Do this:
Where a line holds the string "说起读书啊", return that line.

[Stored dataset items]
^^^^
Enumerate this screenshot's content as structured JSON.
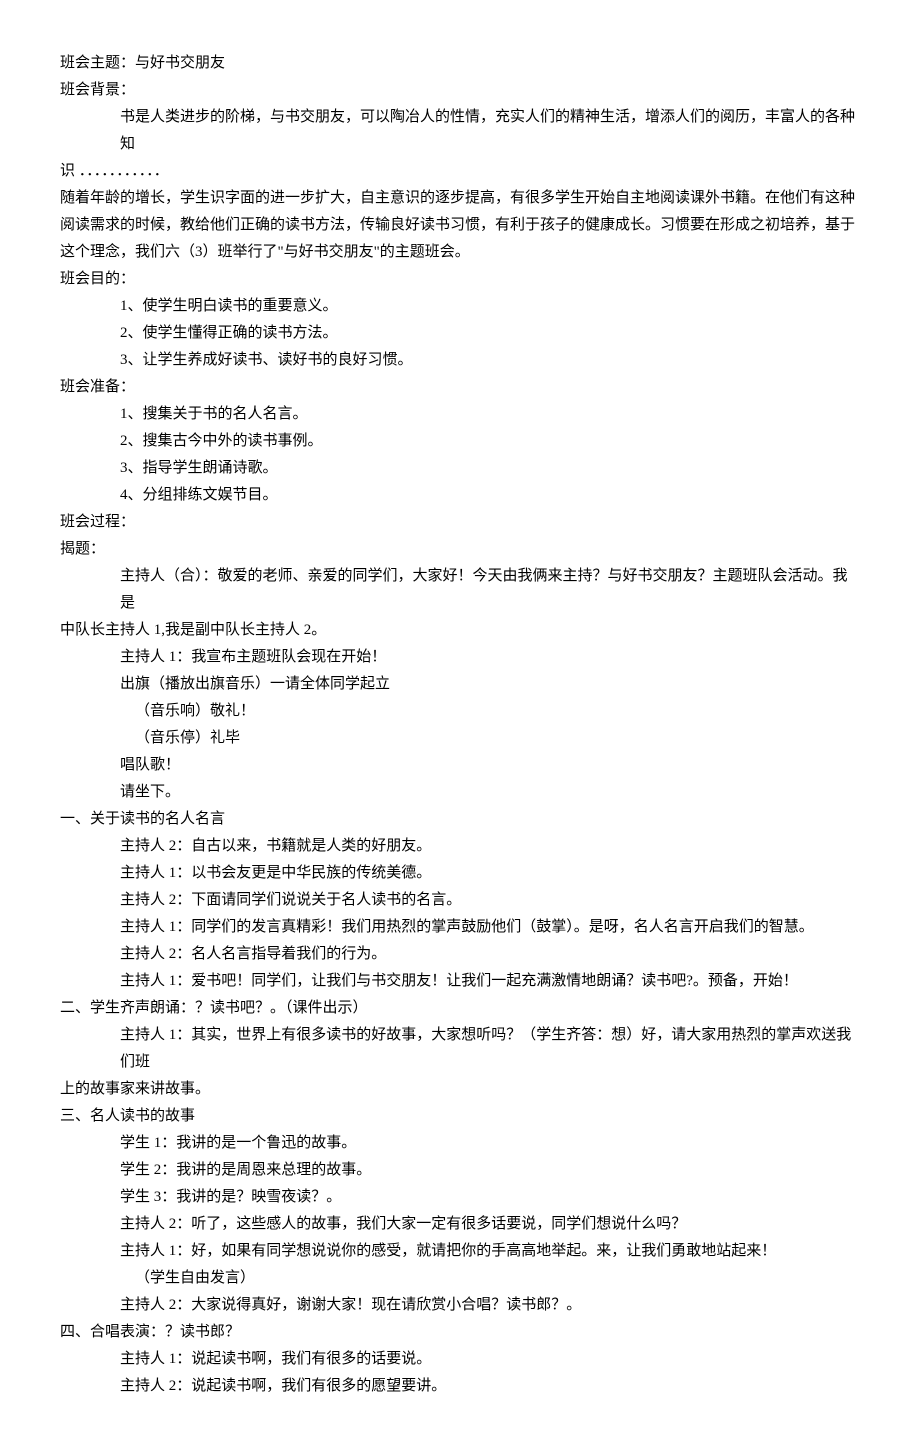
{
  "lines": [
    {
      "cls": "line",
      "text": "班会主题：与好书交朋友"
    },
    {
      "cls": "line",
      "text": "班会背景："
    },
    {
      "cls": "line indent2",
      "text": "书是人类进步的阶梯，与书交朋友，可以陶冶人的性情，充实人们的精神生活，增添人们的阅历，丰富人的各种知"
    },
    {
      "cls": "line",
      "text": "识 ．．．．．．．．．．．"
    },
    {
      "cls": "line",
      "text": "  随着年龄的增长，学生识字面的进一步扩大，自主意识的逐步提高，有很多学生开始自主地阅读课外书籍。在他们有这种阅读需求的时候，教给他们正确的读书方法，传输良好读书习惯，有利于孩子的健康成长。习惯要在形成之初培养，基于这个理念，我们六（3）班举行了\"与好书交朋友\"的主题班会。"
    },
    {
      "cls": "line",
      "text": "班会目的："
    },
    {
      "cls": "line indent2",
      "text": "1、使学生明白读书的重要意义。"
    },
    {
      "cls": "line indent2",
      "text": "2、使学生懂得正确的读书方法。"
    },
    {
      "cls": "line indent2",
      "text": "3、让学生养成好读书、读好书的良好习惯。"
    },
    {
      "cls": "line",
      "text": "班会准备："
    },
    {
      "cls": "line indent2",
      "text": "1、搜集关于书的名人名言。"
    },
    {
      "cls": "line indent2",
      "text": "2、搜集古今中外的读书事例。"
    },
    {
      "cls": "line indent2",
      "text": "3、指导学生朗诵诗歌。"
    },
    {
      "cls": "line indent2",
      "text": "4、分组排练文娱节目。"
    },
    {
      "cls": "line",
      "text": "班会过程："
    },
    {
      "cls": "line",
      "text": "揭题："
    },
    {
      "cls": "line indent2",
      "text": "主持人（合）：敬爱的老师、亲爱的同学们，大家好！今天由我俩来主持？与好书交朋友？主题班队会活动。我是"
    },
    {
      "cls": "line",
      "text": "中队长主持人 1,我是副中队长主持人 2。"
    },
    {
      "cls": "line indent2",
      "text": "主持人 1：我宣布主题班队会现在开始！"
    },
    {
      "cls": "line indent2",
      "text": "出旗（播放出旗音乐）一请全体同学起立"
    },
    {
      "cls": "line indent3",
      "text": "（音乐响）敬礼！"
    },
    {
      "cls": "line indent3",
      "text": "（音乐停）礼毕"
    },
    {
      "cls": "line indent2",
      "text": "唱队歌！"
    },
    {
      "cls": "line indent2",
      "text": "请坐下。"
    },
    {
      "cls": "line",
      "text": "一、关于读书的名人名言"
    },
    {
      "cls": "line indent2",
      "text": "主持人 2：自古以来，书籍就是人类的好朋友。"
    },
    {
      "cls": "line indent2",
      "text": "主持人 1：以书会友更是中华民族的传统美德。"
    },
    {
      "cls": "line indent2",
      "text": "主持人 2：下面请同学们说说关于名人读书的名言。"
    },
    {
      "cls": "line indent2",
      "text": "主持人 1：同学们的发言真精彩！我们用热烈的掌声鼓励他们（鼓掌）。是呀，名人名言开启我们的智慧。"
    },
    {
      "cls": "line indent2",
      "text": "主持人 2：名人名言指导着我们的行为。"
    },
    {
      "cls": "line indent2",
      "text": "主持人 1：爱书吧！同学们，让我们与书交朋友！让我们一起充满激情地朗诵？读书吧?。预备，开始！"
    },
    {
      "cls": "line",
      "text": "二、学生齐声朗诵：？读书吧？。（课件出示）"
    },
    {
      "cls": "line indent2",
      "text": "主持人 1：其实，世界上有很多读书的好故事，大家想听吗？（学生齐答：想）好，请大家用热烈的掌声欢送我们班"
    },
    {
      "cls": "line",
      "text": "上的故事家来讲故事。"
    },
    {
      "cls": "line",
      "text": "三、名人读书的故事"
    },
    {
      "cls": "line indent2",
      "text": "学生 1：我讲的是一个鲁迅的故事。"
    },
    {
      "cls": "line indent2",
      "text": "学生 2：我讲的是周恩来总理的故事。"
    },
    {
      "cls": "line indent2",
      "text": "学生 3：我讲的是？映雪夜读？。"
    },
    {
      "cls": "line indent2",
      "text": "主持人 2：听了，这些感人的故事，我们大家一定有很多话要说，同学们想说什么吗？"
    },
    {
      "cls": "line indent2",
      "text": "主持人 1：好，如果有同学想说说你的感受，就请把你的手高高地举起。来，让我们勇敢地站起来！"
    },
    {
      "cls": "line indent3",
      "text": "（学生自由发言）"
    },
    {
      "cls": "line indent2",
      "text": "主持人 2：大家说得真好，谢谢大家！现在请欣赏小合唱？读书郎？。"
    },
    {
      "cls": "line",
      "text": "四、合唱表演：？读书郎？"
    },
    {
      "cls": "line indent2",
      "text": "主持人 1：说起读书啊，我们有很多的话要说。"
    },
    {
      "cls": "line indent2",
      "text": "主持人 2：说起读书啊，我们有很多的愿望要讲。"
    }
  ]
}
^^^^
The solution:
      "text": "主持人 1：说起读书啊，我们有很多的话要说。"
      "text": "主持人 2：说起读书啊，我们有很多的愿望要讲。"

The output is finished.